- WRITTEN INSTRUCTION -
Copy all lines in which the word "Days" can be found.

- DATASET EXCERPTS -
* start *

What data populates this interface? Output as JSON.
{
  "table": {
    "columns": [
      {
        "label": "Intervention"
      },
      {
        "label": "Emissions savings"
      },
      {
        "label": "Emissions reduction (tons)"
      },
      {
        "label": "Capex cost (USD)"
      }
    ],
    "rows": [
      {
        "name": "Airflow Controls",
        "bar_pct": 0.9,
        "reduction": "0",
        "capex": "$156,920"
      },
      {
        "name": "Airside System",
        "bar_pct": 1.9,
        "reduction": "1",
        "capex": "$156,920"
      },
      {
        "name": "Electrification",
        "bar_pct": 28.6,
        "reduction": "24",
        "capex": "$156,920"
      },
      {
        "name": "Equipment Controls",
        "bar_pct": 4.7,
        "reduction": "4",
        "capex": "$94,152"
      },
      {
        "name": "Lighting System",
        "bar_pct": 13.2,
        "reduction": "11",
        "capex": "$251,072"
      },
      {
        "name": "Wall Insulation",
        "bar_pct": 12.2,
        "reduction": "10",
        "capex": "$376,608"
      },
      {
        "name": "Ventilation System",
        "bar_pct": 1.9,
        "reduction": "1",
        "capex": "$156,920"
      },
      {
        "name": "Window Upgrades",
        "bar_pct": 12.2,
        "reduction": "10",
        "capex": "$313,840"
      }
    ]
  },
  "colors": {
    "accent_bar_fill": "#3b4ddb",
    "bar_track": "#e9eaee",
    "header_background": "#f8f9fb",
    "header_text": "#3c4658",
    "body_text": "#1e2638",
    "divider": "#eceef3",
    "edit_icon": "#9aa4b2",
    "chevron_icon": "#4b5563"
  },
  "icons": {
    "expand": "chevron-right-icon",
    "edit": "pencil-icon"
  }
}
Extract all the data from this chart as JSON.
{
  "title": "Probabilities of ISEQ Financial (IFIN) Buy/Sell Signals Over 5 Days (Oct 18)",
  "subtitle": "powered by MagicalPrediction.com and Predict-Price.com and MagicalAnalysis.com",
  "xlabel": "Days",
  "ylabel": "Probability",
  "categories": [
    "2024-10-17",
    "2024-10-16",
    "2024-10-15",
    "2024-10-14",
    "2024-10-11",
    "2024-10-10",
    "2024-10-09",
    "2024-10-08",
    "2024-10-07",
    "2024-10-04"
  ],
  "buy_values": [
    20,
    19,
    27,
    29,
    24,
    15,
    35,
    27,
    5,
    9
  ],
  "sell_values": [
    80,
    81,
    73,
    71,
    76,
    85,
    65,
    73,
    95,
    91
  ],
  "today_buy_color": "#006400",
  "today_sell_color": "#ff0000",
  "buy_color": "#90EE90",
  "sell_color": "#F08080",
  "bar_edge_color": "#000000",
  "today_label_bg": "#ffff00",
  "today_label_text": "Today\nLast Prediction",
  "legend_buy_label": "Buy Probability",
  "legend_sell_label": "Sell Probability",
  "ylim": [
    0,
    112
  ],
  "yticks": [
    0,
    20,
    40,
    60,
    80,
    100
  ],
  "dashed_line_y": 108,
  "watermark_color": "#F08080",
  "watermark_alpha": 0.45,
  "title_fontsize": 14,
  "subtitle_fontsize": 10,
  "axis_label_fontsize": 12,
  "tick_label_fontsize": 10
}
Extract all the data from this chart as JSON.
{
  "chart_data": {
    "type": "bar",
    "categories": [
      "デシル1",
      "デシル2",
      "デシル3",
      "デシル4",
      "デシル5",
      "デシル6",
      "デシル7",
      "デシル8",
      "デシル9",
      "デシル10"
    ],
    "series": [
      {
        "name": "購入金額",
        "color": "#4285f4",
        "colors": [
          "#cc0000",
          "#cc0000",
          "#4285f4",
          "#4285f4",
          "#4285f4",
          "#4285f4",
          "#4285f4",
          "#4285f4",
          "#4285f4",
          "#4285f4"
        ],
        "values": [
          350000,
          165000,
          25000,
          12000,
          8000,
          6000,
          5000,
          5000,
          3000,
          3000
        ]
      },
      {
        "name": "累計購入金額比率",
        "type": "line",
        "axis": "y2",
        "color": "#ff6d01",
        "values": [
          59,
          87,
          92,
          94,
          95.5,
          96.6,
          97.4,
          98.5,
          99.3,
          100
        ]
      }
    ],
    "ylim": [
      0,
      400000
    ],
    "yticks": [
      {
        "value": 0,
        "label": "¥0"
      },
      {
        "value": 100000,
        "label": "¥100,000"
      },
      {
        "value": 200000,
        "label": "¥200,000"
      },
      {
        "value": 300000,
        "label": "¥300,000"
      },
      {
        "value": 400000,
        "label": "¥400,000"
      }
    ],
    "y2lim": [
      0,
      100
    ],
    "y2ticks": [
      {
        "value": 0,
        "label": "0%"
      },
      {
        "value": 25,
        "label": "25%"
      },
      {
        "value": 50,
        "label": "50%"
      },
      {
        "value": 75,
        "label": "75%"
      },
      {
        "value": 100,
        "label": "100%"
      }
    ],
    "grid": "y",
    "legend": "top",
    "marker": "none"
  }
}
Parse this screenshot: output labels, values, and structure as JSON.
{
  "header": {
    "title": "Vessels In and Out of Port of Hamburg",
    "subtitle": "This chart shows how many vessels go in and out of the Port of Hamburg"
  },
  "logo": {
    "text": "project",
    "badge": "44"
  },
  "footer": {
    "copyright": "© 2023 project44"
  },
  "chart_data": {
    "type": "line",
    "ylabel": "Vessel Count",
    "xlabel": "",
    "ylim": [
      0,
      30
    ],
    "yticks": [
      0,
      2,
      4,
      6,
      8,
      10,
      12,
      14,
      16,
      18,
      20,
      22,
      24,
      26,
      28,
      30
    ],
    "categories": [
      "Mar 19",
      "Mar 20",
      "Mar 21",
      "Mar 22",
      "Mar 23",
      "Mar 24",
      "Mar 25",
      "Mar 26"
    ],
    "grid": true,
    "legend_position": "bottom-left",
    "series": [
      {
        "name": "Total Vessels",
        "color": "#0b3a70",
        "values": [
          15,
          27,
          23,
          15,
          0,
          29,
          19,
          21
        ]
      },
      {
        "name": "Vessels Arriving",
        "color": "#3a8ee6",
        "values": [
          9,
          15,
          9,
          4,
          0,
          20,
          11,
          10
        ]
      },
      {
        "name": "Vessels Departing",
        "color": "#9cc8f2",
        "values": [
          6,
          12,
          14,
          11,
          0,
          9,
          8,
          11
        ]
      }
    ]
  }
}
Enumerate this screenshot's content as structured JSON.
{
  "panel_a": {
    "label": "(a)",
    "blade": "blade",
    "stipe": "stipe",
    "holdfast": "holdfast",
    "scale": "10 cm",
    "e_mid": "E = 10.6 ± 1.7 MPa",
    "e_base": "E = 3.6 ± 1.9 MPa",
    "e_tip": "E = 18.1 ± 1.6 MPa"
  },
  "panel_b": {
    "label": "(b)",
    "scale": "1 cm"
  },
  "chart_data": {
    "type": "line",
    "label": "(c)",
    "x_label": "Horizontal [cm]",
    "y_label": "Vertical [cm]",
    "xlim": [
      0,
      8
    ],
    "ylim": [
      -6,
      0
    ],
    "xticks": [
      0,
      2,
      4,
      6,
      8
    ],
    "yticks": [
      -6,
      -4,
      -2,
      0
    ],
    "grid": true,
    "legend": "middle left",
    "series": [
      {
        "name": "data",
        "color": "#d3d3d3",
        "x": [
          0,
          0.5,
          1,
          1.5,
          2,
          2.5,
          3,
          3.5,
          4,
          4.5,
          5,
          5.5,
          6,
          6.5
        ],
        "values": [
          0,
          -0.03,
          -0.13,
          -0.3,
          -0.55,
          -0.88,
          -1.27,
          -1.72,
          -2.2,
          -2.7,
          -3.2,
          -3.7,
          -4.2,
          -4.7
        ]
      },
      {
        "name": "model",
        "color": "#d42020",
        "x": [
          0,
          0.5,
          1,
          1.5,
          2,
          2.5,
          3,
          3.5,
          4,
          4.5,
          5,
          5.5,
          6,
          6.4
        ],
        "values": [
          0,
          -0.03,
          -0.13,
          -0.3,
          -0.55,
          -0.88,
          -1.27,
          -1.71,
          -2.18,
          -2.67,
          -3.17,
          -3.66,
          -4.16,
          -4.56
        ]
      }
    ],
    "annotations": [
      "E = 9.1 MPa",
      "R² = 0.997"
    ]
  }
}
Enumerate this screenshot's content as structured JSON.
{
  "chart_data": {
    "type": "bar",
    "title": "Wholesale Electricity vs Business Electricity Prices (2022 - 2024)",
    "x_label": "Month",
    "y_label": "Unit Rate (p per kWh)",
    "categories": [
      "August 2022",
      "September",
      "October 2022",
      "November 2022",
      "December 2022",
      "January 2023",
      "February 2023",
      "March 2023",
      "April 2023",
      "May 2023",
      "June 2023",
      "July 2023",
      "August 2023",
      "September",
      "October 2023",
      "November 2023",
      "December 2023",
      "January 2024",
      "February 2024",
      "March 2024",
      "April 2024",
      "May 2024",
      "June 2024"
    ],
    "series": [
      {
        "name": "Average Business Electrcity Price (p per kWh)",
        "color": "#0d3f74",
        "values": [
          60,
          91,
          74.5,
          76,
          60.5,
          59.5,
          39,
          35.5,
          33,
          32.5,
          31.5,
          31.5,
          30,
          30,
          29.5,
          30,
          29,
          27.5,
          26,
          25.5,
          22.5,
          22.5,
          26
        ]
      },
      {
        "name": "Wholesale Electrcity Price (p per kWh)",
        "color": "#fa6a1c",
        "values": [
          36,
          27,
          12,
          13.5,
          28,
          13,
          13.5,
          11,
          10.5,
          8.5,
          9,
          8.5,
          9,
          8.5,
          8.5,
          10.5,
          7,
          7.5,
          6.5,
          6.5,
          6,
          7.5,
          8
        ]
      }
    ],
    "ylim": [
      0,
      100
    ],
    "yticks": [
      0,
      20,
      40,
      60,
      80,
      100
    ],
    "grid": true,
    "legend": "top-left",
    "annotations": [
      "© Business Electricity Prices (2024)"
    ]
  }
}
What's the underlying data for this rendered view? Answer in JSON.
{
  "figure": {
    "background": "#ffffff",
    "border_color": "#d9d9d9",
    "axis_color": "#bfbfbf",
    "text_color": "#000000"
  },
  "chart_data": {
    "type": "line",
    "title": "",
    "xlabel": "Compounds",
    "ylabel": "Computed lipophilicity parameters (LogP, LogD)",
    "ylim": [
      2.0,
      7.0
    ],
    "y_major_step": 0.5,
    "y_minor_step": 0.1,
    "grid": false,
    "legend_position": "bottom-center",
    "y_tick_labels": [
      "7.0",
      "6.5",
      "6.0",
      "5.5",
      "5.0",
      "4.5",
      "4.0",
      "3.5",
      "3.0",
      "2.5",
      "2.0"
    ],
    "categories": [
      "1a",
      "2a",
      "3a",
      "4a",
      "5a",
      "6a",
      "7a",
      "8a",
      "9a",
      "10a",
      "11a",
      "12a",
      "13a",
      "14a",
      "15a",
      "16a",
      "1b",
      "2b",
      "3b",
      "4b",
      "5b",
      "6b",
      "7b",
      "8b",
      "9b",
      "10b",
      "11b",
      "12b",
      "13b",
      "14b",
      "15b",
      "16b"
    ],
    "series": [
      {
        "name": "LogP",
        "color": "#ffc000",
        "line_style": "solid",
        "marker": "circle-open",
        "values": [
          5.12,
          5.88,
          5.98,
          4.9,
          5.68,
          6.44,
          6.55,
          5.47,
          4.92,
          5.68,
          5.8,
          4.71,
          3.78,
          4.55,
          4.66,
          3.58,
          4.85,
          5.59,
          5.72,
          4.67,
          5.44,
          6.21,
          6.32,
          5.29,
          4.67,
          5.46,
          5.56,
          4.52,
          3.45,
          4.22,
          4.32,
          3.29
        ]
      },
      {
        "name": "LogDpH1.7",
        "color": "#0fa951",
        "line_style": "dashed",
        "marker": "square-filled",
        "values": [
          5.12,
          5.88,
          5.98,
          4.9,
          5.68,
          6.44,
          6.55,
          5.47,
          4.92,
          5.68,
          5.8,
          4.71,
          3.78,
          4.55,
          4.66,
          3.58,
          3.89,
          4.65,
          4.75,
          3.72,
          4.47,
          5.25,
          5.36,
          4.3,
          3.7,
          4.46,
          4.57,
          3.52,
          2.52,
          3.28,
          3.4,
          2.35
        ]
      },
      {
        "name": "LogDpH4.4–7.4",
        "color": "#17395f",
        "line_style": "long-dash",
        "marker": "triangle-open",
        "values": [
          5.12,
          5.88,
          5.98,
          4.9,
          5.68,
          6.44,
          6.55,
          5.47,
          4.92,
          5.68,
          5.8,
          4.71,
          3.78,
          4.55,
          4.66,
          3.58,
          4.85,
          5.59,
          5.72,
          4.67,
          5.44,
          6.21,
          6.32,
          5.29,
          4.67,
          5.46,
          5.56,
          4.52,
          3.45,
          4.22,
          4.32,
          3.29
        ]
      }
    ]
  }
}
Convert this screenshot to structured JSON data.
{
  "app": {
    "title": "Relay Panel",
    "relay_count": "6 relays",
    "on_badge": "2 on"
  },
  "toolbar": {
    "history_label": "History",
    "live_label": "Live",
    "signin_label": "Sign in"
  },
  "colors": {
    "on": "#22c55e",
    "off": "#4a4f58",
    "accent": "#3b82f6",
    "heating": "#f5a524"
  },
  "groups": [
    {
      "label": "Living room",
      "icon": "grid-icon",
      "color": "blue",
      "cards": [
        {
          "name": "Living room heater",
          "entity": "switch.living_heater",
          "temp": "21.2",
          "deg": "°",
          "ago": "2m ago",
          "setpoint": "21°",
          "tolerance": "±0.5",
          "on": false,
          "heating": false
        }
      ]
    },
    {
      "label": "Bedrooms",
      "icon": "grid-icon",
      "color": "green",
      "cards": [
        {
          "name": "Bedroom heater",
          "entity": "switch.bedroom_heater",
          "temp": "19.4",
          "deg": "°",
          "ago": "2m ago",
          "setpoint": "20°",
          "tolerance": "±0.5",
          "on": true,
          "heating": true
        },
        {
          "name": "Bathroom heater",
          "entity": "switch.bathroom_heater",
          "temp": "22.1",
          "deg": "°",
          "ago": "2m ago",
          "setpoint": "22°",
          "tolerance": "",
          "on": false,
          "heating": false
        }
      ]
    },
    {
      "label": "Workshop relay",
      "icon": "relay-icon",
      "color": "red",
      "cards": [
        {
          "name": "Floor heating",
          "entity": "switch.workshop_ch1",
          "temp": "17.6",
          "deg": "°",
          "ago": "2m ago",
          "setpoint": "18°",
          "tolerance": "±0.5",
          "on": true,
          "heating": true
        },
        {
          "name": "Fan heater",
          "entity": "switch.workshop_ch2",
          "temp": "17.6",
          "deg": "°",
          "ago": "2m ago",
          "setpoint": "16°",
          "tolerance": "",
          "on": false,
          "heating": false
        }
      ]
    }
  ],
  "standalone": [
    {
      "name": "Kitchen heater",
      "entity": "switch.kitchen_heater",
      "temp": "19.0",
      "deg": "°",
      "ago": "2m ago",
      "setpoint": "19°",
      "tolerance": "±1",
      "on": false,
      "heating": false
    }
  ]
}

* end *

- CORRECT RESULT -
  "title": "Probabilities of ISEQ Financial (IFIN) Buy/Sell Signals Over 5 Days (Oct 18)",
  "xlabel": "Days",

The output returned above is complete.